SHORT TASK: Pull each line holding the word "image" from the data.

SUPPLIED RECORDS:
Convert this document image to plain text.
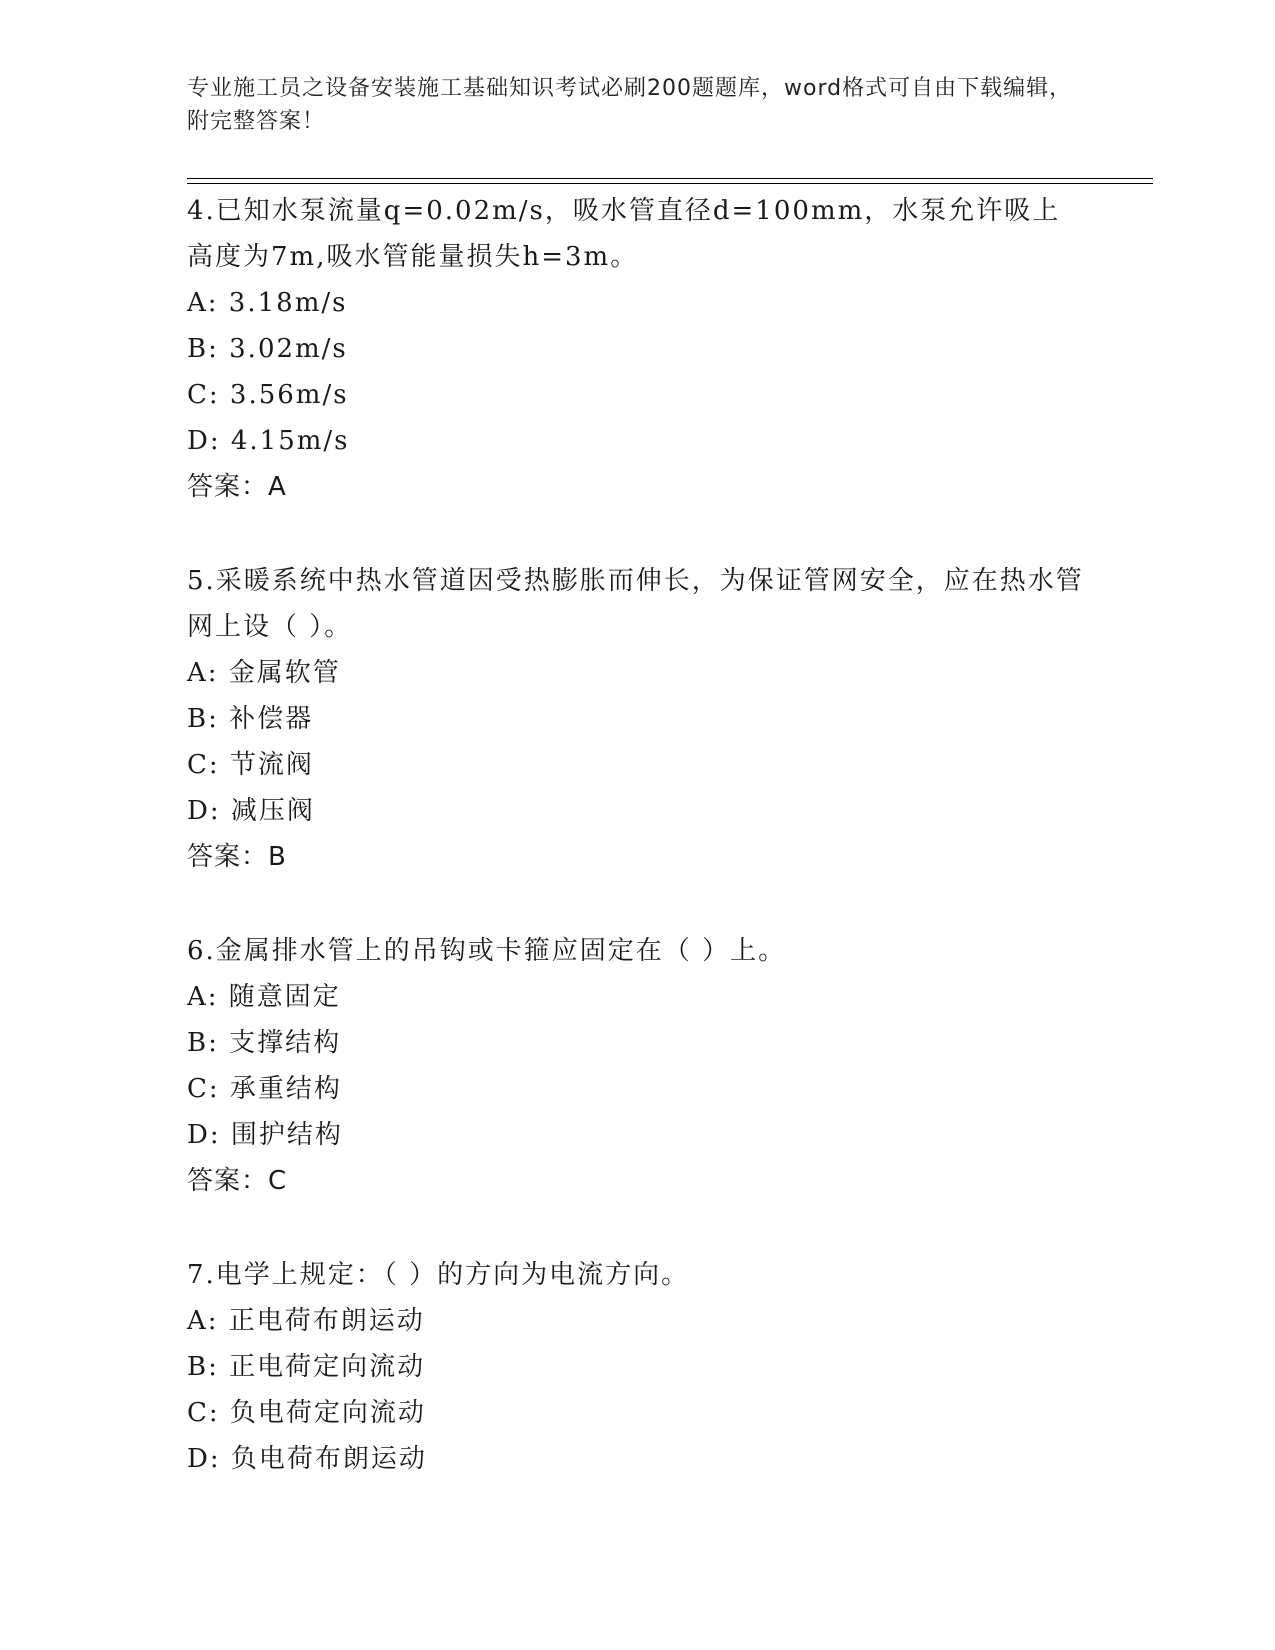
专业施工员之设备安装施工基础知识考试必刷200题题库，word格式可自由下载编辑，附完整答案！

4.已知水泵流量q=0.02m/s，吸水管直径d=100mm，水泵允许吸上高度为7m,吸水管能量损失h=3m。

A: 3.18m/s

B: 3.02m/s

C: 3.56m/s

D: 4.15m/s

答案：A

5.采暖系统中热水管道因受热膨胀而伸长，为保证管网安全，应在热水管网上设（ ）。

A: 金属软管

B: 补偿器

C: 节流阀

D: 减压阀

答案：B

6.金属排水管上的吊钩或卡箍应固定在（ ）上。

A: 随意固定

B: 支撑结构

C: 承重结构

D: 围护结构

答案：C

7.电学上规定：（ ）的方向为电流方向。

A: 正电荷布朗运动

B: 正电荷定向流动

C: 负电荷定向流动

D: 负电荷布朗运动
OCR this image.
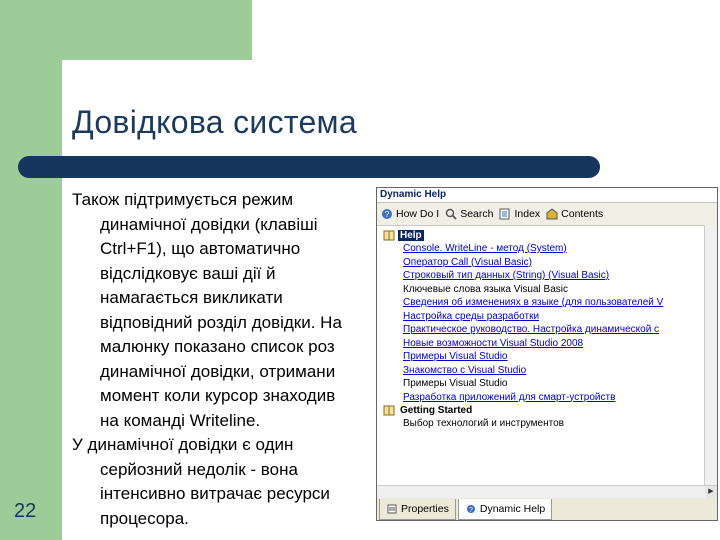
Довідкова система
22

Також підтримується режим
динамічної довідки (клавіші
Ctrl+F1), що автоматично
відслідковує ваші дії й
намагається викликати
відповідний розділ довідки. На
малюнку показано список роз
динамічної довідки, отримани
момент коли курсор знаходив
на команді Writeline.

У динамічної довідки є один
серйозний недолік - вона
інтенсивно витрачає ресурси
процесора.

Dynamic Help
? How Do I Search Index Contents
Help
Console. WriteLine - метод (System)
Оператор Call (Visual Basic)
Строковый тип данных (String) (Visual Basic)
Ключевые слова языка Visual Basic
Сведения об изменениях в языке (для пользователей V
Настройка среды разработки
Практическое руководство. Настройка динамической с
Новые возможности Visual Studio 2008
Примеры Visual Studio
Знакомство с Visual Studio
Примеры Visual Studio
Разработка приложений для смарт-устройств
Getting Started
Выбор технологий и инструментов
▶
Properties	? Dynamic Help
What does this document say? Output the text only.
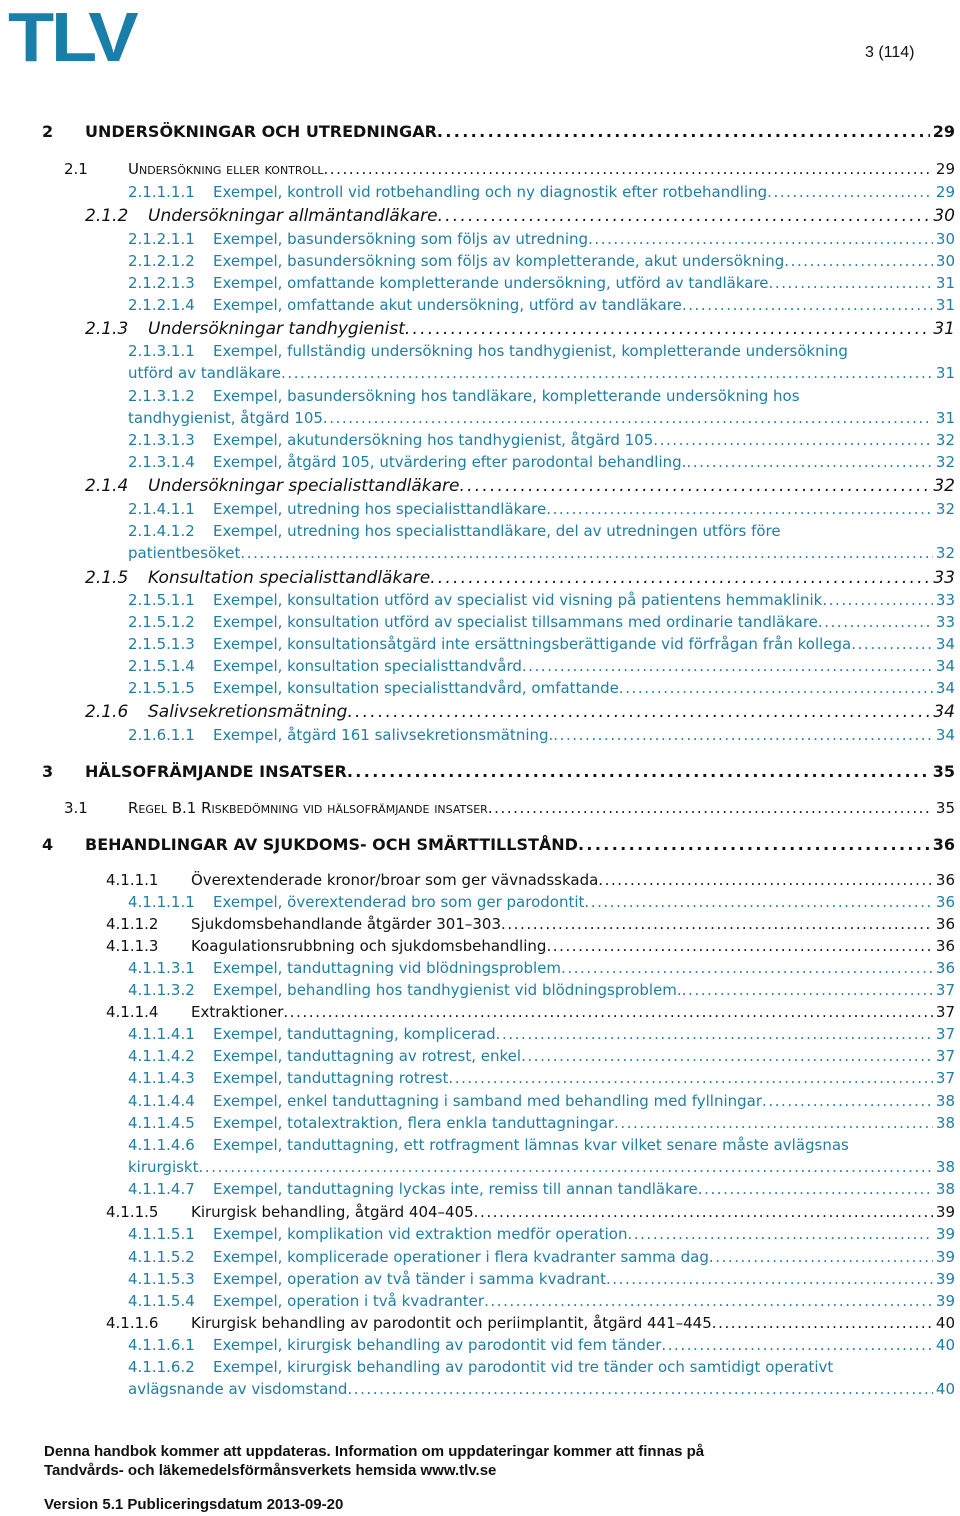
TLV	3 (114)
2	UNDERSÖKNINGAR OCH UTREDNINGAR . . .	29
2.1	Undersökning eller kontroll . . .	29
2.1.1.1.1	Exempel, kontroll vid rotbehandling och ny diagnostik efter rotbehandling . . .	29
2.1.2	Undersökningar allmäntandläkare . . .	30
2.1.2.1.1	Exempel, basundersökning som följs av utredning . . .	30
2.1.2.1.2	Exempel, basundersökning som följs av kompletterande, akut undersökning . . .	30
2.1.2.1.3	Exempel, omfattande kompletterande undersökning, utförd av tandläkare . . .	31
2.1.2.1.4	Exempel, omfattande akut undersökning, utförd av tandläkare . . .	31
2.1.3	Undersökningar tandhygienist . . .	31
2.1.3.1.1	Exempel, fullständig undersökning hos tandhygienist, kompletterande undersökning
utförd av tandläkare . . .	31
2.1.3.1.2	Exempel, basundersökning hos tandläkare, kompletterande undersökning hos
tandhygienist, åtgärd 105 . . .	31
2.1.3.1.3	Exempel, akutundersökning hos tandhygienist, åtgärd 105 . . .	32
2.1.3.1.4	Exempel, åtgärd 105, utvärdering efter parodontal behandling. . . .	32
2.1.4	Undersökningar specialisttandläkare . . .	32
2.1.4.1.1	Exempel, utredning hos specialisttandläkare . . .	32
2.1.4.1.2	Exempel, utredning hos specialisttandläkare, del av utredningen utförs före
patientbesöket . . .	32
2.1.5	Konsultation specialisttandläkare . . .	33
2.1.5.1.1	Exempel, konsultation utförd av specialist vid visning på patientens hemmaklinik . . .	33
2.1.5.1.2	Exempel, konsultation utförd av specialist tillsammans med ordinarie tandläkare . . .	33
2.1.5.1.3	Exempel, konsultationsåtgärd inte ersättningsberättigande vid förfrågan från kollega . . .	34
2.1.5.1.4	Exempel, konsultation specialisttandvård . . .	34
2.1.5.1.5	Exempel, konsultation specialisttandvård, omfattande . . .	34
2.1.6	Salivsekretionsmätning . . .	34
2.1.6.1.1	Exempel, åtgärd 161 salivsekretionsmätning. . . .	34
3	HÄLSOFRÄMJANDE INSATSER . . .	35
3.1	Regel B.1 Riskbedömning vid hälsofrämjande insatser . . .	35
4	BEHANDLINGAR AV SJUKDOMS- OCH SMÄRTTILLSTÅND . . .	36
4.1.1.1	Överextenderade kronor/broar som ger vävnadsskada . . .	36
4.1.1.1.1	Exempel, överextenderad bro som ger parodontit . . .	36
4.1.1.2	Sjukdomsbehandlande åtgärder 301–303 . . .	36
4.1.1.3	Koagulationsrubbning och sjukdomsbehandling . . .	36
4.1.1.3.1	Exempel, tanduttagning vid blödningsproblem . . .	36
4.1.1.3.2	Exempel, behandling hos tandhygienist vid blödningsproblem. . . .	37
4.1.1.4	Extraktioner . . .	37
4.1.1.4.1	Exempel, tanduttagning, komplicerad . . .	37
4.1.1.4.2	Exempel, tanduttagning av rotrest, enkel . . .	37
4.1.1.4.3	Exempel, tanduttagning rotrest . . .	37
4.1.1.4.4	Exempel, enkel tanduttagning i samband med behandling med fyllningar . . .	38
4.1.1.4.5	Exempel, totalextraktion, flera enkla tanduttagningar . . .	38
4.1.1.4.6	Exempel, tanduttagning, ett rotfragment lämnas kvar vilket senare måste avlägsnas
kirurgiskt . . .	38
4.1.1.4.7	Exempel, tanduttagning lyckas inte, remiss till annan tandläkare . . .	38
4.1.1.5	Kirurgisk behandling, åtgärd 404–405 . . .	39
4.1.1.5.1	Exempel, komplikation vid extraktion medför operation . . .	39
4.1.1.5.2	Exempel, komplicerade operationer i flera kvadranter samma dag . . .	39
4.1.1.5.3	Exempel, operation av två tänder i samma kvadrant . . .	39
4.1.1.5.4	Exempel, operation i två kvadranter . . .	39
4.1.1.6	Kirurgisk behandling av parodontit och periimplantit, åtgärd 441–445 . . .	40
4.1.1.6.1	Exempel, kirurgisk behandling av parodontit vid fem tänder . . .	40
4.1.1.6.2	Exempel, kirurgisk behandling av parodontit vid tre tänder och samtidigt operativt
avlägsnande av visdomstand . . .	40
Denna handbok kommer att uppdateras. Information om uppdateringar kommer att finnas på
Tandvårds- och läkemedelsförmånsverkets hemsida www.tlv.se
Version 5.1 Publiceringsdatum 2013-09-20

ANSWER TO THE PROBLEM:
Convert this document image to plain text.
OCR this image.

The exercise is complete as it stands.